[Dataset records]
== == ==
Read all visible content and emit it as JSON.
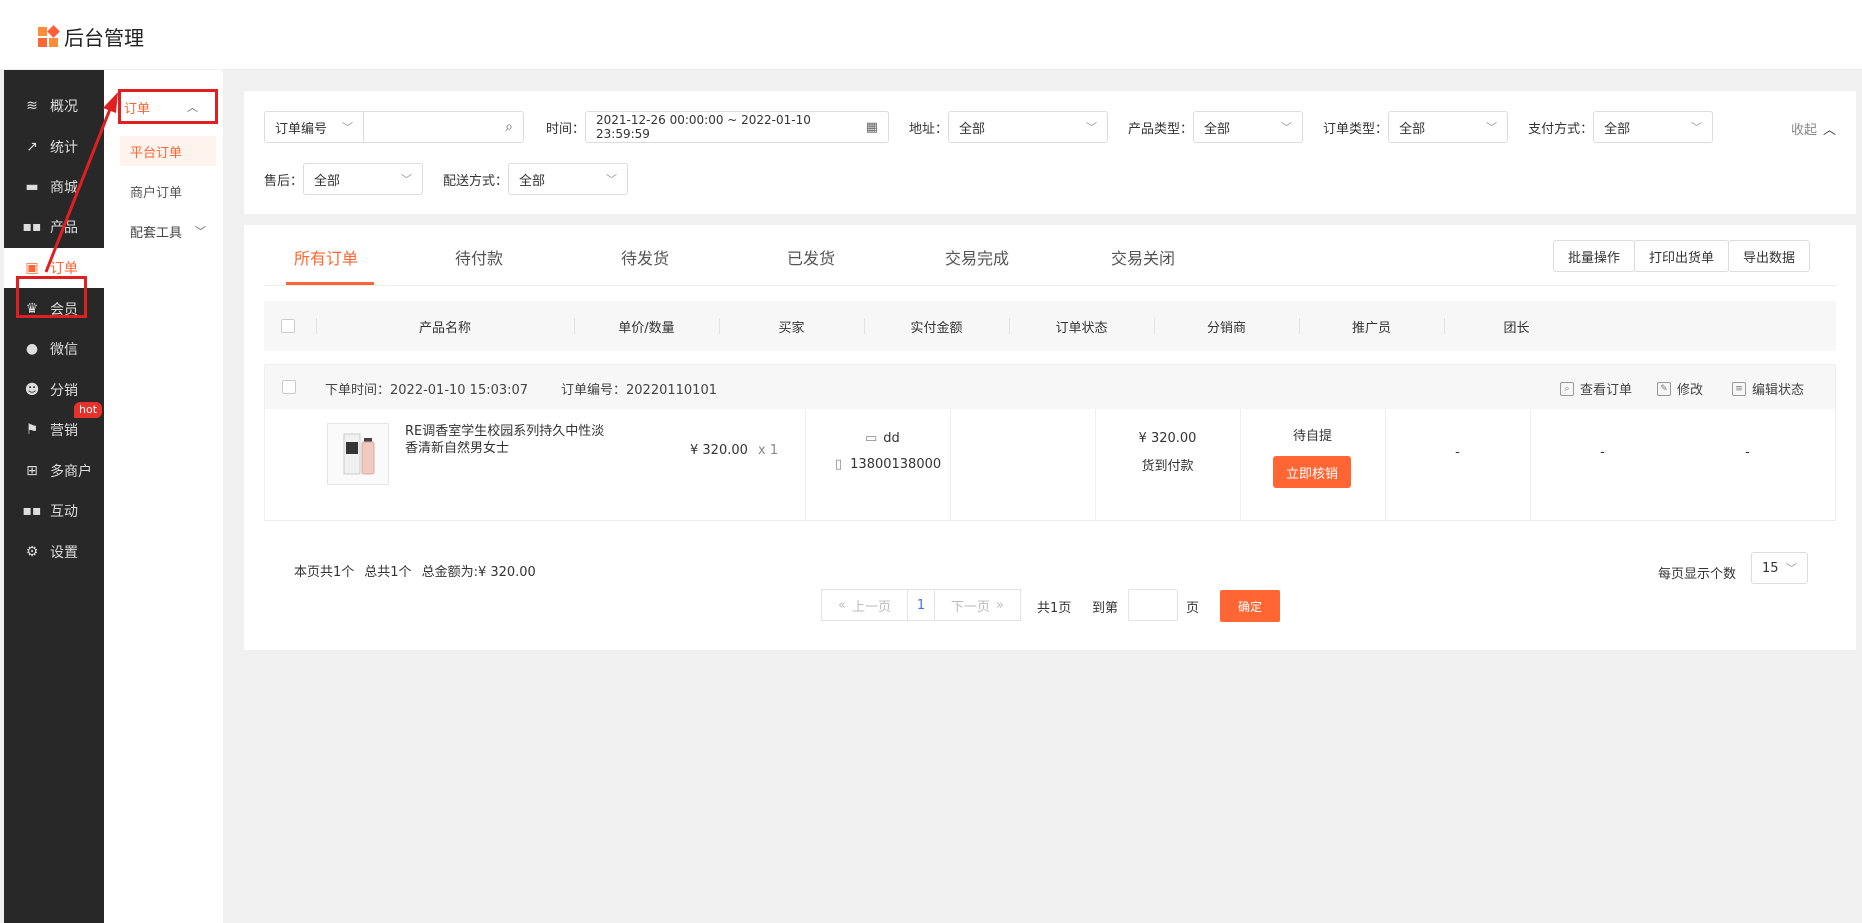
{
  "app": {
    "title": "后台管理"
  },
  "sidebar": {
    "items": [
      {
        "label": "概况",
        "icon": "layers-icon"
      },
      {
        "label": "统计",
        "icon": "chart-icon"
      },
      {
        "label": "商城",
        "icon": "shop-icon"
      },
      {
        "label": "产品",
        "icon": "grid-icon"
      },
      {
        "label": "订单",
        "icon": "order-icon",
        "active": true
      },
      {
        "label": "会员",
        "icon": "crown-icon"
      },
      {
        "label": "微信",
        "icon": "wechat-icon"
      },
      {
        "label": "分销",
        "icon": "users-icon"
      },
      {
        "label": "营销",
        "icon": "flag-icon",
        "badge": "hot"
      },
      {
        "label": "多商户",
        "icon": "store-icon"
      },
      {
        "label": "互动",
        "icon": "apps-icon"
      },
      {
        "label": "设置",
        "icon": "gear-icon"
      }
    ]
  },
  "submenu": {
    "head": "订单",
    "items": [
      "平台订单",
      "商户订单"
    ],
    "tools": "配套工具"
  },
  "filters": {
    "order_no_select": "订单编号",
    "time_label": "时间：",
    "time_value": "2021-12-26 00:00:00 ~ 2022-01-10 23:59:59",
    "address_label": "地址：",
    "address_value": "全部",
    "product_type_label": "产品类型：",
    "product_type_value": "全部",
    "order_type_label": "订单类型：",
    "order_type_value": "全部",
    "pay_label": "支付方式：",
    "pay_value": "全部",
    "collapse": "收起",
    "after_sale_label": "售后：",
    "after_sale_value": "全部",
    "delivery_label": "配送方式：",
    "delivery_value": "全部"
  },
  "tabs": [
    "所有订单",
    "待付款",
    "待发货",
    "已发货",
    "交易完成",
    "交易关闭"
  ],
  "actions": [
    "批量操作",
    "打印出货单",
    "导出数据"
  ],
  "table": {
    "columns": [
      "产品名称",
      "单价/数量",
      "买家",
      "实付金额",
      "订单状态",
      "分销商",
      "推广员",
      "团长"
    ]
  },
  "order": {
    "time": "下单时间：2022-01-10 15:03:07",
    "number": "订单编号：20220110101",
    "ops": [
      "查看订单",
      "修改",
      "编辑状态"
    ],
    "product_name": "RE调香室学生校园系列持久中性淡香清新自然男女士",
    "price": "¥ 320.00",
    "qty": "x 1",
    "buyer_name": "dd",
    "buyer_phone": "13800138000",
    "paid": "¥ 320.00",
    "pay_method": "货到付款",
    "status": "待自提",
    "verify_button": "立即核销",
    "distributor": "-",
    "promoter": "-",
    "leader": "-"
  },
  "summary": {
    "page_count": "本页共1个",
    "total_count": "总共1个",
    "total_amount": "总金额为:¥ 320.00"
  },
  "pagination": {
    "prev": "上一页",
    "current": "1",
    "next": "下一页",
    "total_pages": "共1页",
    "goto": "到第",
    "page_unit": "页",
    "confirm": "确定",
    "per_page_label": "每页显示个数",
    "per_page_value": "15"
  },
  "colors": {
    "accent": "#ff6633",
    "sidebar": "#282828"
  }
}
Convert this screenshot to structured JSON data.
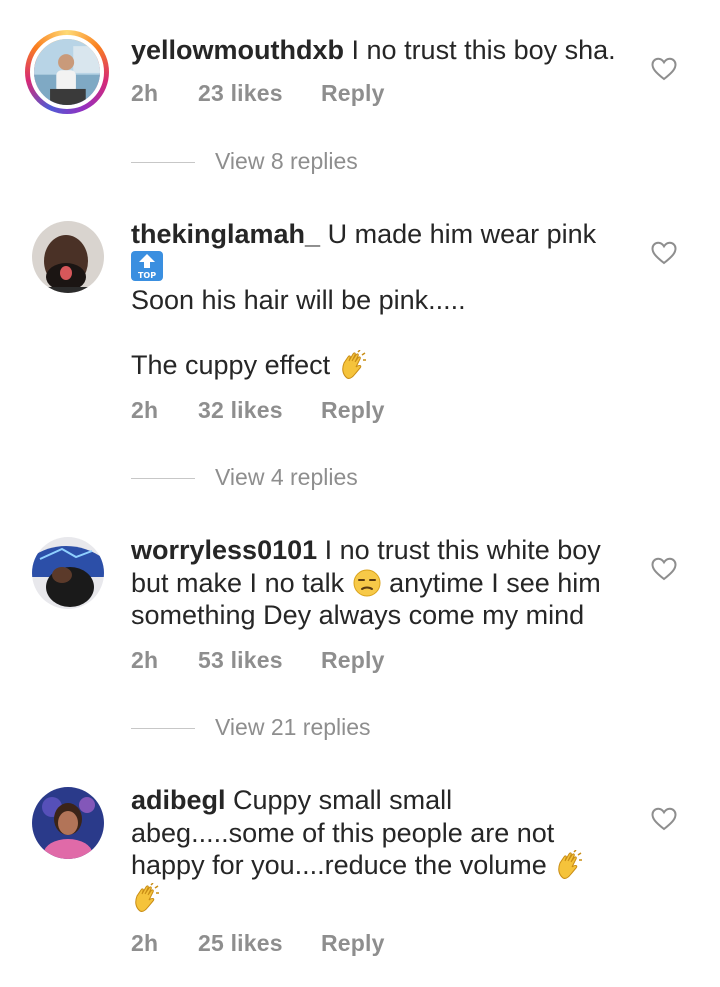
{
  "comments": [
    {
      "username": "yellowmouthdxb",
      "text_lines": [
        "I no trust this boy sha."
      ],
      "time": "2h",
      "likes": "23 likes",
      "reply_label": "Reply",
      "view_replies": "View 8 replies",
      "has_story_ring": true
    },
    {
      "username": "thekinglamah_",
      "text_lines": [
        "U made him wear pink",
        "top-emoji",
        "Soon his hair will be pink.....",
        "",
        "The cuppy effect"
      ],
      "time": "2h",
      "likes": "32 likes",
      "reply_label": "Reply",
      "view_replies": "View 4 replies",
      "has_story_ring": false
    },
    {
      "username": "worryless0101",
      "text_lines": [
        "I no trust this white boy",
        "but make I no talk",
        "anytime I see him",
        "something Dey always come my mind"
      ],
      "time": "2h",
      "likes": "53 likes",
      "reply_label": "Reply",
      "view_replies": "View 21 replies",
      "has_story_ring": false
    },
    {
      "username": "adibegl",
      "text_lines": [
        "Cuppy small small",
        "abeg.....some of this people are not",
        "happy for you....reduce the volume"
      ],
      "time": "2h",
      "likes": "25 likes",
      "reply_label": "Reply",
      "has_story_ring": false
    }
  ],
  "icons": {
    "like": "heart-outline-icon",
    "top": "top-arrow-emoji",
    "clap": "clapping-hands-emoji",
    "unamused": "unamused-face-emoji"
  },
  "colors": {
    "text": "#262626",
    "secondary": "#8e8e8e",
    "divider": "#c7c7c7"
  }
}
== == ==
**Task goal**
Write out the records above once more, word for word, with no pictures.

**Answer to the problem**
Read all visible content and emit it as JSON.
{
  "app": {
    "title": "后台管理"
  },
  "sidebar": {
    "items": [
      {
        "label": "概况",
        "icon": "layers-icon"
      },
      {
        "label": "统计",
        "icon": "chart-icon"
      },
      {
        "label": "商城",
        "icon": "shop-icon"
      },
      {
        "label": "产品",
        "icon": "grid-icon"
      },
      {
        "label": "订单",
        "icon": "order-icon",
        "active": true
      },
      {
        "label": "会员",
        "icon": "crown-icon"
      },
      {
        "label": "微信",
        "icon": "wechat-icon"
      },
      {
        "label": "分销",
        "icon": "users-icon"
      },
      {
        "label": "营销",
        "icon": "flag-icon",
        "badge": "hot"
      },
      {
        "label": "多商户",
        "icon": "store-icon"
      },
      {
        "label": "互动",
        "icon": "apps-icon"
      },
      {
        "label": "设置",
        "icon": "gear-icon"
      }
    ]
  },
  "submenu": {
    "head": "订单",
    "items": [
      "平台订单",
      "商户订单"
    ],
    "tools": "配套工具"
  },
  "filters": {
    "order_no_select": "订单编号",
    "time_label": "时间：",
    "time_value": "2021-12-26 00:00:00 ~ 2022-01-10 23:59:59",
    "address_label": "地址：",
    "address_value": "全部",
    "product_type_label": "产品类型：",
    "product_type_value": "全部",
    "order_type_label": "订单类型：",
    "order_type_value": "全部",
    "pay_label": "支付方式：",
    "pay_value": "全部",
    "collapse": "收起",
    "after_sale_label": "售后：",
    "after_sale_value": "全部",
    "delivery_label": "配送方式：",
    "delivery_value": "全部"
  },
  "tabs": [
    "所有订单",
    "待付款",
    "待发货",
    "已发货",
    "交易完成",
    "交易关闭"
  ],
  "actions": [
    "批量操作",
    "打印出货单",
    "导出数据"
  ],
  "table": {
    "columns": [
      "产品名称",
      "单价/数量",
      "买家",
      "实付金额",
      "订单状态",
      "分销商",
      "推广员",
      "团长"
    ]
  },
  "order": {
    "time": "下单时间：2022-01-10 15:03:07",
    "number": "订单编号：20220110101",
    "ops": [
      "查看订单",
      "修改",
      "编辑状态"
    ],
    "product_name": "RE调香室学生校园系列持久中性淡香清新自然男女士",
    "price": "¥ 320.00",
    "qty": "x 1",
    "buyer_name": "dd",
    "buyer_phone": "13800138000",
    "paid": "¥ 320.00",
    "pay_method": "货到付款",
    "status": "待自提",
    "verify_button": "立即核销",
    "distributor": "-",
    "promoter": "-",
    "leader": "-"
  },
  "summary": {
    "page_count": "本页共1个",
    "total_count": "总共1个",
    "total_amount": "总金额为:¥ 320.00"
  },
  "pagination": {
    "prev": "上一页",
    "current": "1",
    "next": "下一页",
    "total_pages": "共1页",
    "goto": "到第",
    "page_unit": "页",
    "confirm": "确定",
    "per_page_label": "每页显示个数",
    "per_page_value": "15"
  },
  "colors": {
    "accent": "#ff6633",
    "sidebar": "#282828"
  }
}
Convert this screenshot to structured JSON data.
{
  "comments": [
    {
      "username": "yellowmouthdxb",
      "text_lines": [
        "I no trust this boy sha."
      ],
      "time": "2h",
      "likes": "23 likes",
      "reply_label": "Reply",
      "view_replies": "View 8 replies",
      "has_story_ring": true
    },
    {
      "username": "thekinglamah_",
      "text_lines": [
        "U made him wear pink",
        "top-emoji",
        "Soon his hair will be pink.....",
        "",
        "The cuppy effect"
      ],
      "time": "2h",
      "likes": "32 likes",
      "reply_label": "Reply",
      "view_replies": "View 4 replies",
      "has_story_ring": false
    },
    {
      "username": "worryless0101",
      "text_lines": [
        "I no trust this white boy",
        "but make I no talk",
        "anytime I see him",
        "something Dey always come my mind"
      ],
      "time": "2h",
      "likes": "53 likes",
      "reply_label": "Reply",
      "view_replies": "View 21 replies",
      "has_story_ring": false
    },
    {
      "username": "adibegl",
      "text_lines": [
        "Cuppy small small",
        "abeg.....some of this people are not",
        "happy for you....reduce the volume"
      ],
      "time": "2h",
      "likes": "25 likes",
      "reply_label": "Reply",
      "has_story_ring": false
    }
  ],
  "icons": {
    "like": "heart-outline-icon",
    "top": "top-arrow-emoji",
    "clap": "clapping-hands-emoji",
    "unamused": "unamused-face-emoji"
  },
  "colors": {
    "text": "#262626",
    "secondary": "#8e8e8e",
    "divider": "#c7c7c7"
  }
}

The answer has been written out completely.